#### EXERCISE INSTRUCTIONS:
Transcribe all of the records word for word, but omit the pictures.

== PROVIDED MATERIAL

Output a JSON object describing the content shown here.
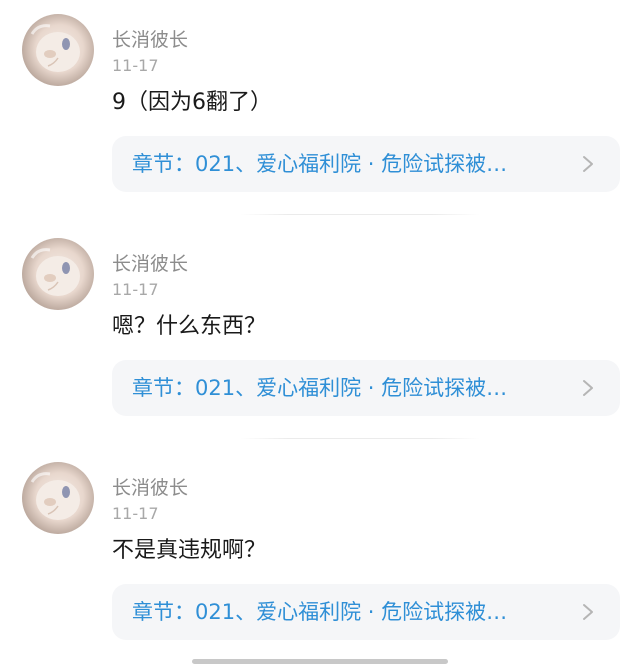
{
  "comments": [
    {
      "username": "长消彼长",
      "date": "11-17",
      "content": "9（因为6翻了）",
      "chapter_link": "章节：021、爱心福利院 · 危险试探被…"
    },
    {
      "username": "长消彼长",
      "date": "11-17",
      "content": "嗯？什么东西？",
      "chapter_link": "章节：021、爱心福利院 · 危险试探被…"
    },
    {
      "username": "长消彼长",
      "date": "11-17",
      "content": "不是真违规啊？",
      "chapter_link": "章节：021、爱心福利院 · 危险试探被…"
    }
  ],
  "colors": {
    "link": "#2f8fd6",
    "link_bg": "#f5f6f8",
    "username": "#8c8c8c",
    "date": "#a8a8a8",
    "content": "#1a1a1a"
  },
  "icons": {
    "avatar": "white-cat-avatar",
    "chevron": "chevron-right-icon"
  }
}
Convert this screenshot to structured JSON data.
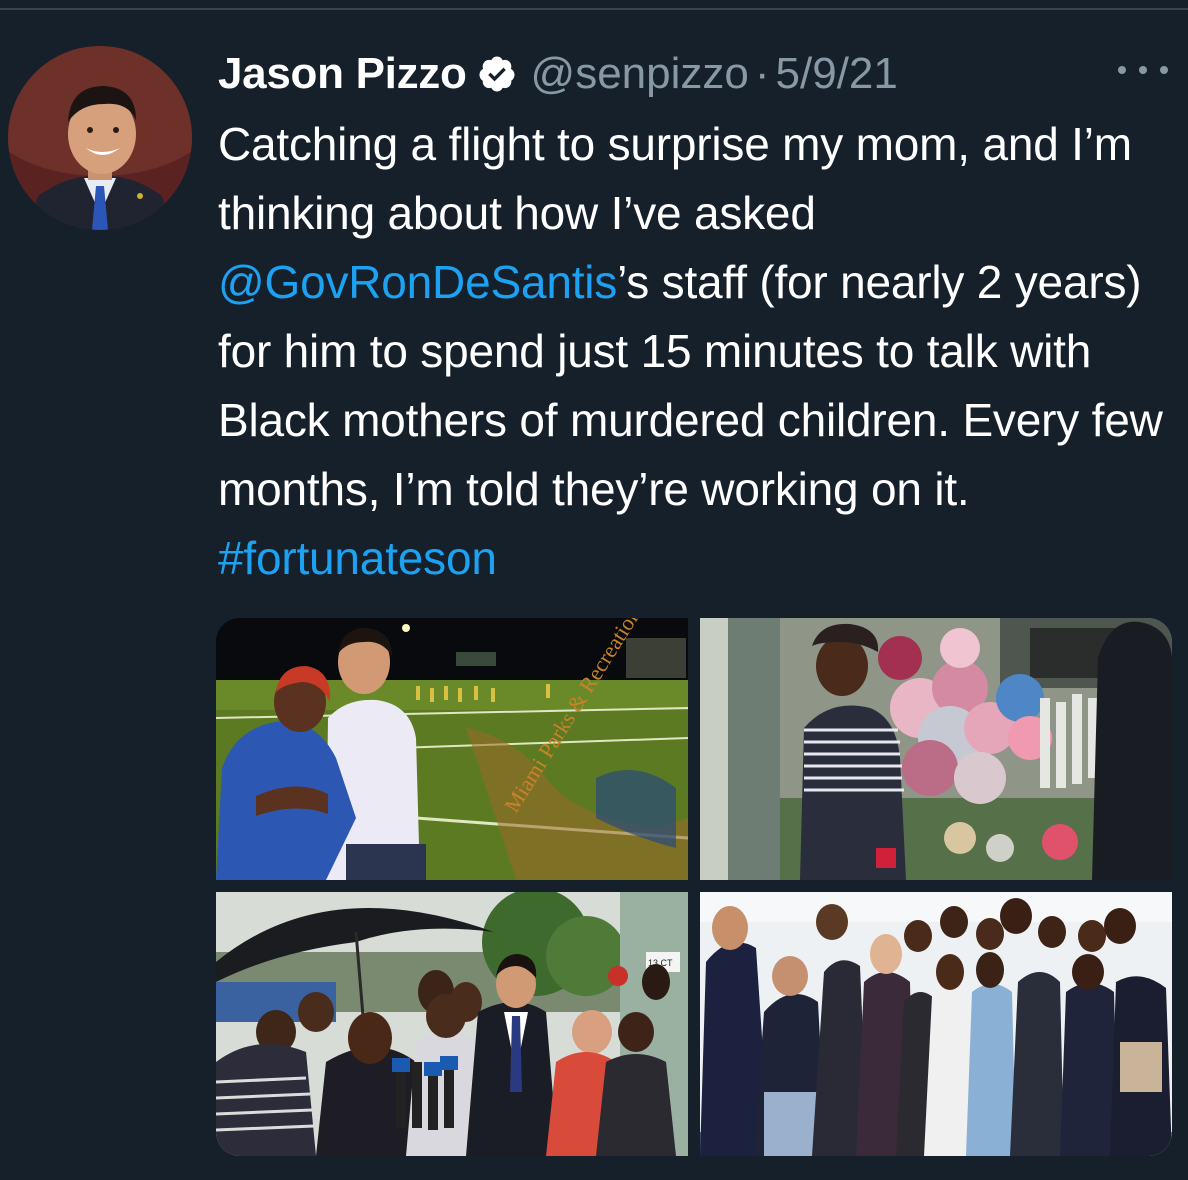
{
  "tweet": {
    "display_name": "Jason Pizzo",
    "verified_icon": "verified-badge-icon",
    "handle": "@senpizzo",
    "separator": "·",
    "date": "5/9/21",
    "more_icon": "more-options-icon",
    "text": {
      "part1": "Catching a flight to surprise my mom, and I’m thinking about how I’ve asked ",
      "mention": "@GovRonDeSantis",
      "part2": "’s staff (for nearly 2 years) for him to spend just 15 minutes to talk with Black mothers of murdered children. Every few months, I’m  told they’re working on it. ",
      "hashtag": "#fortunateson"
    },
    "media": {
      "photo_1_sign": "Miami Parks & Recreation",
      "photo_3_sign": "13 CT"
    }
  },
  "colors": {
    "background": "#15202b",
    "text_primary": "#ffffff",
    "text_secondary": "#8899a6",
    "link": "#1da1f2",
    "verified_badge": "#ffffff"
  }
}
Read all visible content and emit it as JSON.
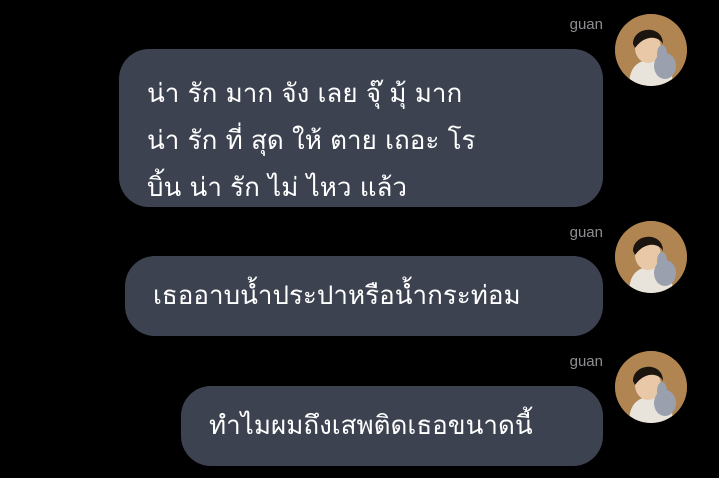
{
  "chat": {
    "messages": [
      {
        "sender": "guan",
        "lines": [
          "น่า รัก มาก จัง เลย จุ๊ มุ้ มาก",
          "น่า รัก ที่ สุด ให้ ตาย เถอะ โร",
          "บิ้น น่า รัก ไม่ ไหว แล้ว"
        ]
      },
      {
        "sender": "guan",
        "lines": [
          "เธออาบน้ำประปาหรือน้ำกระท่อม"
        ]
      },
      {
        "sender": "guan",
        "lines": [
          "ทำไมผมถึงเสพติดเธอขนาดนี้"
        ]
      }
    ]
  },
  "colors": {
    "background": "#000000",
    "bubble": "#3d4250",
    "bubble_text": "#ffffff",
    "sender_name": "#8e8e93"
  },
  "icons": {
    "avatar": "user-avatar-photo"
  }
}
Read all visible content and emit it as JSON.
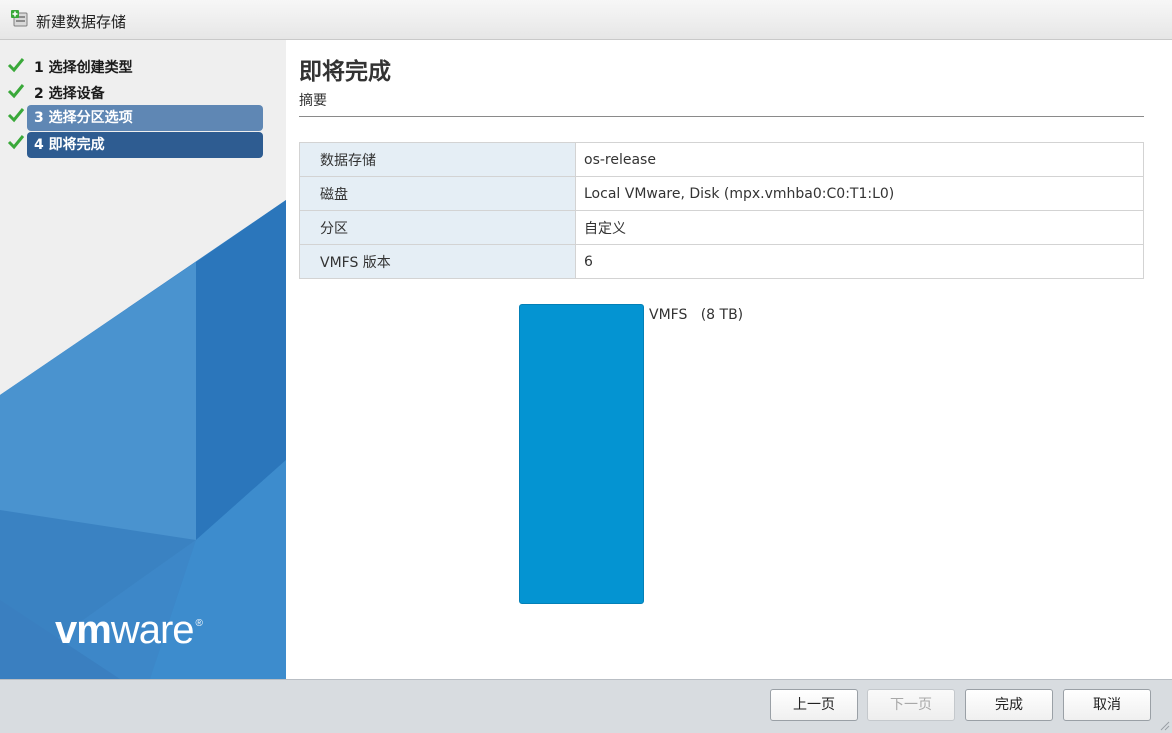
{
  "window": {
    "title": "新建数据存储"
  },
  "sidebar": {
    "steps": [
      {
        "label": "1 选择创建类型",
        "status": "complete"
      },
      {
        "label": "2 选择设备",
        "status": "complete"
      },
      {
        "label": "3 选择分区选项",
        "status": "complete"
      },
      {
        "label": "4 即将完成",
        "status": "current"
      }
    ],
    "logo": {
      "part1": "vm",
      "part2": "ware",
      "mark": "®"
    }
  },
  "main": {
    "title": "即将完成",
    "subtitle": "摘要",
    "summary": [
      {
        "key": "数据存储",
        "value": "os-release"
      },
      {
        "key": "磁盘",
        "value": "Local VMware, Disk (mpx.vmhba0:C0:T1:L0)"
      },
      {
        "key": "分区",
        "value": "自定义"
      },
      {
        "key": "VMFS 版本",
        "value": "6"
      }
    ],
    "partition": {
      "label": "VMFS   (8 TB)",
      "color": "#0494d2"
    }
  },
  "footer": {
    "back_label": "上一页",
    "next_label": "下一页",
    "finish_label": "完成",
    "cancel_label": "取消"
  },
  "colors": {
    "active_step": "#2e5c91",
    "completed_step": "#5f87b4",
    "check": "#3aa93a"
  }
}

====

#### TASK OUTPUT:
Output a JSON object describing the content shown here.
{
  "comments": [
    {
      "username": "长消彼长",
      "date": "11-17",
      "content": "9（因为6翻了）",
      "chapter_link": "章节：021、爱心福利院 · 危险试探被…"
    },
    {
      "username": "长消彼长",
      "date": "11-17",
      "content": "嗯？什么东西？",
      "chapter_link": "章节：021、爱心福利院 · 危险试探被…"
    },
    {
      "username": "长消彼长",
      "date": "11-17",
      "content": "不是真违规啊？",
      "chapter_link": "章节：021、爱心福利院 · 危险试探被…"
    }
  ],
  "colors": {
    "link": "#2f8fd6",
    "link_bg": "#f5f6f8",
    "username": "#8c8c8c",
    "date": "#a8a8a8",
    "content": "#1a1a1a"
  },
  "icons": {
    "avatar": "white-cat-avatar",
    "chevron": "chevron-right-icon"
  }
}
Convert this screenshot to structured JSON data.
{
  "tweet": {
    "display_name": "Jason Pizzo",
    "verified_icon": "verified-badge-icon",
    "handle": "@senpizzo",
    "separator": "·",
    "date": "5/9/21",
    "more_icon": "more-options-icon",
    "text": {
      "part1": "Catching a flight to surprise my mom, and I’m thinking about how I’ve asked ",
      "mention": "@GovRonDeSantis",
      "part2": "’s staff (for nearly 2 years) for him to spend just 15 minutes to talk with Black mothers of murdered children. Every few months, I’m  told they’re working on it. ",
      "hashtag": "#fortunateson"
    },
    "media": {
      "photo_1_sign": "Miami Parks & Recreation",
      "photo_3_sign": "13 CT"
    }
  },
  "colors": {
    "background": "#15202b",
    "text_primary": "#ffffff",
    "text_secondary": "#8899a6",
    "link": "#1da1f2",
    "verified_badge": "#ffffff"
  }
}
Read all visible content and emit it as JSON.
{
  "chat": {
    "messages": [
      {
        "sender": "guan",
        "lines": [
          "น่า รัก มาก จัง เลย จุ๊ มุ้ มาก",
          "น่า รัก ที่ สุด ให้ ตาย เถอะ โร",
          "บิ้น น่า รัก ไม่ ไหว แล้ว"
        ]
      },
      {
        "sender": "guan",
        "lines": [
          "เธออาบน้ำประปาหรือน้ำกระท่อม"
        ]
      },
      {
        "sender": "guan",
        "lines": [
          "ทำไมผมถึงเสพติดเธอขนาดนี้"
        ]
      }
    ]
  },
  "colors": {
    "background": "#000000",
    "bubble": "#3d4250",
    "bubble_text": "#ffffff",
    "sender_name": "#8e8e93"
  },
  "icons": {
    "avatar": "user-avatar-photo"
  }
}
Read all visible content and emit it as JSON.
{
  "window": {
    "title": "新建数据存储"
  },
  "sidebar": {
    "steps": [
      {
        "label": "1 选择创建类型",
        "status": "complete"
      },
      {
        "label": "2 选择设备",
        "status": "complete"
      },
      {
        "label": "3 选择分区选项",
        "status": "complete"
      },
      {
        "label": "4 即将完成",
        "status": "current"
      }
    ],
    "logo": {
      "part1": "vm",
      "part2": "ware",
      "mark": "®"
    }
  },
  "main": {
    "title": "即将完成",
    "subtitle": "摘要",
    "summary": [
      {
        "key": "数据存储",
        "value": "os-release"
      },
      {
        "key": "磁盘",
        "value": "Local VMware, Disk (mpx.vmhba0:C0:T1:L0)"
      },
      {
        "key": "分区",
        "value": "自定义"
      },
      {
        "key": "VMFS 版本",
        "value": "6"
      }
    ],
    "partition": {
      "label": "VMFS   (8 TB)",
      "color": "#0494d2"
    }
  },
  "footer": {
    "back_label": "上一页",
    "next_label": "下一页",
    "finish_label": "完成",
    "cancel_label": "取消"
  },
  "colors": {
    "active_step": "#2e5c91",
    "completed_step": "#5f87b4",
    "check": "#3aa93a"
  }
}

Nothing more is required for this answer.